[Saved entries]
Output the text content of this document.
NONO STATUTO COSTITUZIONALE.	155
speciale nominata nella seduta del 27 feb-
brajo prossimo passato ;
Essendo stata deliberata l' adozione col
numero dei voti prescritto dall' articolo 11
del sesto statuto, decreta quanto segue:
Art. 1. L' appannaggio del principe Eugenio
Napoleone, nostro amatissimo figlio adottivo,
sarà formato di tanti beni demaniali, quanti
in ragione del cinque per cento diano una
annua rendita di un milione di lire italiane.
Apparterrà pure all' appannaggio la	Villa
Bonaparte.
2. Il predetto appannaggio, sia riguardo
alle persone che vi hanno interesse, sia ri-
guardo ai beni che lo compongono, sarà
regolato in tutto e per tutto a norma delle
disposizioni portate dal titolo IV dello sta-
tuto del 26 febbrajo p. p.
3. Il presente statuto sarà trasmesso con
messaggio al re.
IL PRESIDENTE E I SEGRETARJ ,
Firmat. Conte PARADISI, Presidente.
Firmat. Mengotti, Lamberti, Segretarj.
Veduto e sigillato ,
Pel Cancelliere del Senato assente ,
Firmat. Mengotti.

Task goal
Each entry above needs to be retyped exactly.

Solution to this problem
Output the text content of this document.
NONO STATUTO COSTITUZIONALE.	155
speciale nominata nella seduta del 27 feb-
brajo prossimo passato ;
Essendo stata deliberata l' adozione col
numero dei voti prescritto dall' articolo 11
del sesto statuto, decreta quanto segue:
Art. 1. L' appannaggio del principe Eugenio
Napoleone, nostro amatissimo figlio adottivo,
sarà formato di tanti beni demaniali, quanti
in ragione del cinque per cento diano una
annua rendita di un milione di lire italiane.
Apparterrà pure all' appannaggio la	Villa
Bonaparte.
2. Il predetto appannaggio, sia riguardo
alle persone che vi hanno interesse, sia ri-
guardo ai beni che lo compongono, sarà
regolato in tutto e per tutto a norma delle
disposizioni portate dal titolo IV dello sta-
tuto del 26 febbrajo p. p.
3. Il presente statuto sarà trasmesso con
messaggio al re.
IL PRESIDENTE E I SEGRETARJ ,
Firmat. Conte PARADISI, Presidente.
Firmat. Mengotti, Lamberti, Segretarj.
Veduto e sigillato ,
Pel Cancelliere del Senato assente ,
Firmat. Mengotti.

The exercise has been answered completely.